◆ **Exercise prompt**
Everything in the listing except the pictures should be written out exactly.

────

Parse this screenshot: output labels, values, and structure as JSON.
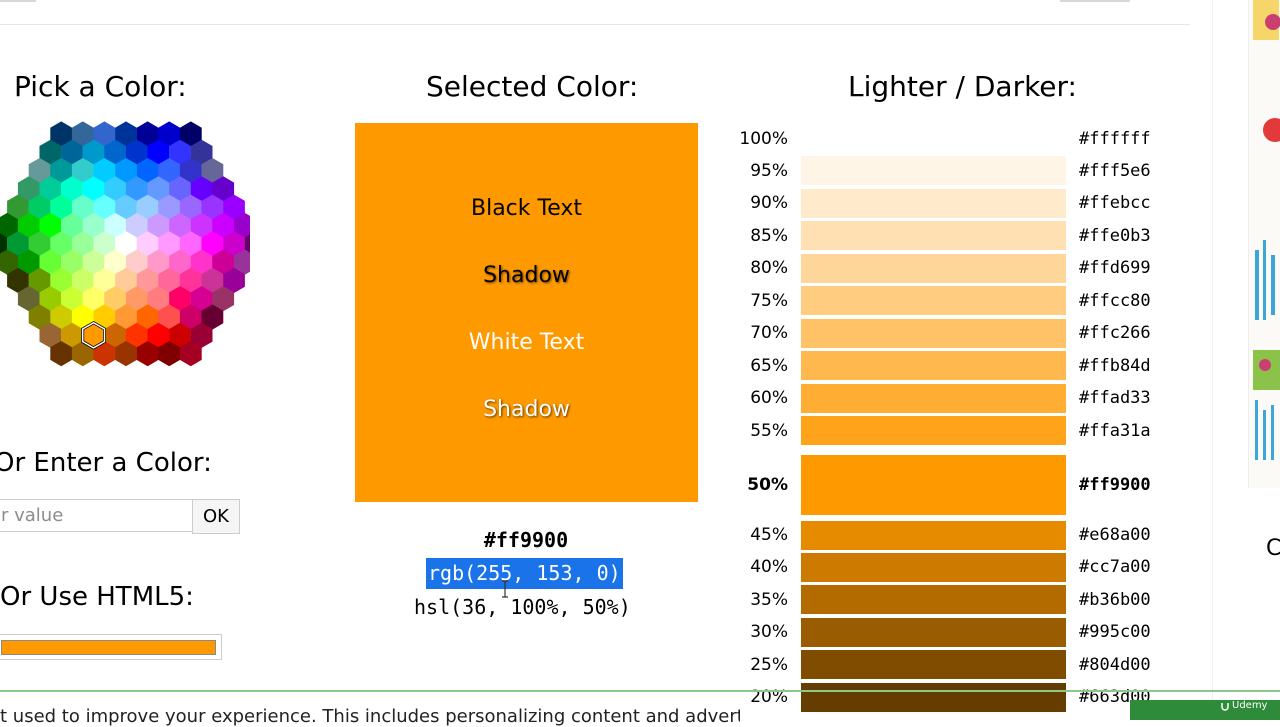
{
  "headings": {
    "pick": "Pick a Color:",
    "selected": "Selected Color:",
    "lighter_darker": "Lighter / Darker:",
    "enter": "Or Enter a Color:",
    "html5": "Or Use HTML5:"
  },
  "input": {
    "placeholder": "r value",
    "ok_label": "OK"
  },
  "selected": {
    "color": "#ff9900",
    "samples": [
      "Black Text",
      "Shadow",
      "White Text",
      "Shadow"
    ],
    "hex": "#ff9900",
    "rgb": "rgb(255, 153, 0)",
    "hsl": "hsl(36, 100%, 50%)"
  },
  "shades": [
    {
      "pct": "100%",
      "hex": "#ffffff"
    },
    {
      "pct": "95%",
      "hex": "#fff5e6"
    },
    {
      "pct": "90%",
      "hex": "#ffebcc"
    },
    {
      "pct": "85%",
      "hex": "#ffe0b3"
    },
    {
      "pct": "80%",
      "hex": "#ffd699"
    },
    {
      "pct": "75%",
      "hex": "#ffcc80"
    },
    {
      "pct": "70%",
      "hex": "#ffc266"
    },
    {
      "pct": "65%",
      "hex": "#ffb84d"
    },
    {
      "pct": "60%",
      "hex": "#ffad33"
    },
    {
      "pct": "55%",
      "hex": "#ffa31a"
    },
    {
      "pct": "50%",
      "hex": "#ff9900",
      "selected": true
    },
    {
      "pct": "45%",
      "hex": "#e68a00"
    },
    {
      "pct": "40%",
      "hex": "#cc7a00"
    },
    {
      "pct": "35%",
      "hex": "#b36b00"
    },
    {
      "pct": "30%",
      "hex": "#995c00"
    },
    {
      "pct": "25%",
      "hex": "#804d00"
    },
    {
      "pct": "20%",
      "hex": "#663d00"
    }
  ],
  "hex_palette": [
    [
      "#003366",
      "#336699",
      "#3366CC",
      "#003399",
      "#000099",
      "#0000CC",
      "#000066"
    ],
    [
      "#006666",
      "#006699",
      "#0099CC",
      "#0066CC",
      "#0033CC",
      "#0000FF",
      "#3333FF",
      "#333399"
    ],
    [
      "#669999",
      "#009999",
      "#33CCCC",
      "#00CCFF",
      "#0099FF",
      "#0066FF",
      "#3366FF",
      "#3333CC",
      "#666699"
    ],
    [
      "#339966",
      "#00CC99",
      "#00FFCC",
      "#00FFFF",
      "#33CCFF",
      "#3399FF",
      "#6699FF",
      "#6666FF",
      "#6600FF",
      "#6600CC"
    ],
    [
      "#339933",
      "#00CC66",
      "#00FF99",
      "#66FFCC",
      "#66FFFF",
      "#66CCFF",
      "#99CCFF",
      "#9999FF",
      "#9966FF",
      "#9933FF",
      "#9900FF"
    ],
    [
      "#006600",
      "#00CC00",
      "#00FF00",
      "#66FF99",
      "#99FFCC",
      "#CCFFFF",
      "#CCCCFF",
      "#CC99FF",
      "#CC66FF",
      "#CC33FF",
      "#CC00FF",
      "#9900CC"
    ],
    [
      "#003300",
      "#009933",
      "#33CC33",
      "#66FF66",
      "#99FF99",
      "#CCFFCC",
      "#FFFFFF",
      "#FFCCFF",
      "#FF99FF",
      "#FF66FF",
      "#FF00FF",
      "#CC00CC",
      "#660066"
    ],
    [
      "#336600",
      "#009900",
      "#66FF33",
      "#99FF66",
      "#CCFF99",
      "#FFFFCC",
      "#FFCCCC",
      "#FF99CC",
      "#FF66CC",
      "#FF33CC",
      "#CC0099",
      "#993399"
    ],
    [
      "#333300",
      "#669900",
      "#99FF33",
      "#CCFF66",
      "#FFFF99",
      "#FFCC99",
      "#FF9999",
      "#FF6699",
      "#FF3399",
      "#CC3399",
      "#990099"
    ],
    [
      "#666633",
      "#99CC00",
      "#CCFF33",
      "#FFFF66",
      "#FFCC66",
      "#FF9966",
      "#FF7C80",
      "#FF0066",
      "#D60093",
      "#993366"
    ],
    [
      "#808000",
      "#CCCC00",
      "#FFFF00",
      "#FFCC00",
      "#FF9933",
      "#FF6600",
      "#FF5050",
      "#CC0066",
      "#660033"
    ],
    [
      "#996633",
      "#CC9900",
      "#FF9900",
      "#CC6600",
      "#FF3300",
      "#FF0000",
      "#CC0000",
      "#990033"
    ],
    [
      "#663300",
      "#996600",
      "#CC3300",
      "#993300",
      "#990000",
      "#800000",
      "#A50021"
    ]
  ],
  "selected_hex_index": [
    11,
    2
  ],
  "side_letter": "C",
  "bottom_text": "t used to improve your experience. This includes personalizing content and advertising",
  "udemy_label": "Udemy"
}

────

◆ **Result for this task**
Parse this screenshot: output labels, values, and structure as JSON.
{
  "headings": {
    "pick": "Pick a Color:",
    "selected": "Selected Color:",
    "lighter_darker": "Lighter / Darker:",
    "enter": "Or Enter a Color:",
    "html5": "Or Use HTML5:"
  },
  "input": {
    "placeholder": "r value",
    "ok_label": "OK"
  },
  "selected": {
    "color": "#ff9900",
    "samples": [
      "Black Text",
      "Shadow",
      "White Text",
      "Shadow"
    ],
    "hex": "#ff9900",
    "rgb": "rgb(255, 153, 0)",
    "hsl": "hsl(36, 100%, 50%)"
  },
  "shades": [
    {
      "pct": "100%",
      "hex": "#ffffff"
    },
    {
      "pct": "95%",
      "hex": "#fff5e6"
    },
    {
      "pct": "90%",
      "hex": "#ffebcc"
    },
    {
      "pct": "85%",
      "hex": "#ffe0b3"
    },
    {
      "pct": "80%",
      "hex": "#ffd699"
    },
    {
      "pct": "75%",
      "hex": "#ffcc80"
    },
    {
      "pct": "70%",
      "hex": "#ffc266"
    },
    {
      "pct": "65%",
      "hex": "#ffb84d"
    },
    {
      "pct": "60%",
      "hex": "#ffad33"
    },
    {
      "pct": "55%",
      "hex": "#ffa31a"
    },
    {
      "pct": "50%",
      "hex": "#ff9900",
      "selected": true
    },
    {
      "pct": "45%",
      "hex": "#e68a00"
    },
    {
      "pct": "40%",
      "hex": "#cc7a00"
    },
    {
      "pct": "35%",
      "hex": "#b36b00"
    },
    {
      "pct": "30%",
      "hex": "#995c00"
    },
    {
      "pct": "25%",
      "hex": "#804d00"
    },
    {
      "pct": "20%",
      "hex": "#663d00"
    }
  ],
  "hex_palette": [
    [
      "#003366",
      "#336699",
      "#3366CC",
      "#003399",
      "#000099",
      "#0000CC",
      "#000066"
    ],
    [
      "#006666",
      "#006699",
      "#0099CC",
      "#0066CC",
      "#0033CC",
      "#0000FF",
      "#3333FF",
      "#333399"
    ],
    [
      "#669999",
      "#009999",
      "#33CCCC",
      "#00CCFF",
      "#0099FF",
      "#0066FF",
      "#3366FF",
      "#3333CC",
      "#666699"
    ],
    [
      "#339966",
      "#00CC99",
      "#00FFCC",
      "#00FFFF",
      "#33CCFF",
      "#3399FF",
      "#6699FF",
      "#6666FF",
      "#6600FF",
      "#6600CC"
    ],
    [
      "#339933",
      "#00CC66",
      "#00FF99",
      "#66FFCC",
      "#66FFFF",
      "#66CCFF",
      "#99CCFF",
      "#9999FF",
      "#9966FF",
      "#9933FF",
      "#9900FF"
    ],
    [
      "#006600",
      "#00CC00",
      "#00FF00",
      "#66FF99",
      "#99FFCC",
      "#CCFFFF",
      "#CCCCFF",
      "#CC99FF",
      "#CC66FF",
      "#CC33FF",
      "#CC00FF",
      "#9900CC"
    ],
    [
      "#003300",
      "#009933",
      "#33CC33",
      "#66FF66",
      "#99FF99",
      "#CCFFCC",
      "#FFFFFF",
      "#FFCCFF",
      "#FF99FF",
      "#FF66FF",
      "#FF00FF",
      "#CC00CC",
      "#660066"
    ],
    [
      "#336600",
      "#009900",
      "#66FF33",
      "#99FF66",
      "#CCFF99",
      "#FFFFCC",
      "#FFCCCC",
      "#FF99CC",
      "#FF66CC",
      "#FF33CC",
      "#CC0099",
      "#993399"
    ],
    [
      "#333300",
      "#669900",
      "#99FF33",
      "#CCFF66",
      "#FFFF99",
      "#FFCC99",
      "#FF9999",
      "#FF6699",
      "#FF3399",
      "#CC3399",
      "#990099"
    ],
    [
      "#666633",
      "#99CC00",
      "#CCFF33",
      "#FFFF66",
      "#FFCC66",
      "#FF9966",
      "#FF7C80",
      "#FF0066",
      "#D60093",
      "#993366"
    ],
    [
      "#808000",
      "#CCCC00",
      "#FFFF00",
      "#FFCC00",
      "#FF9933",
      "#FF6600",
      "#FF5050",
      "#CC0066",
      "#660033"
    ],
    [
      "#996633",
      "#CC9900",
      "#FF9900",
      "#CC6600",
      "#FF3300",
      "#FF0000",
      "#CC0000",
      "#990033"
    ],
    [
      "#663300",
      "#996600",
      "#CC3300",
      "#993300",
      "#990000",
      "#800000",
      "#A50021"
    ]
  ],
  "selected_hex_index": [
    11,
    2
  ],
  "side_letter": "C",
  "bottom_text": "t used to improve your experience. This includes personalizing content and advertising",
  "udemy_label": "Udemy"
}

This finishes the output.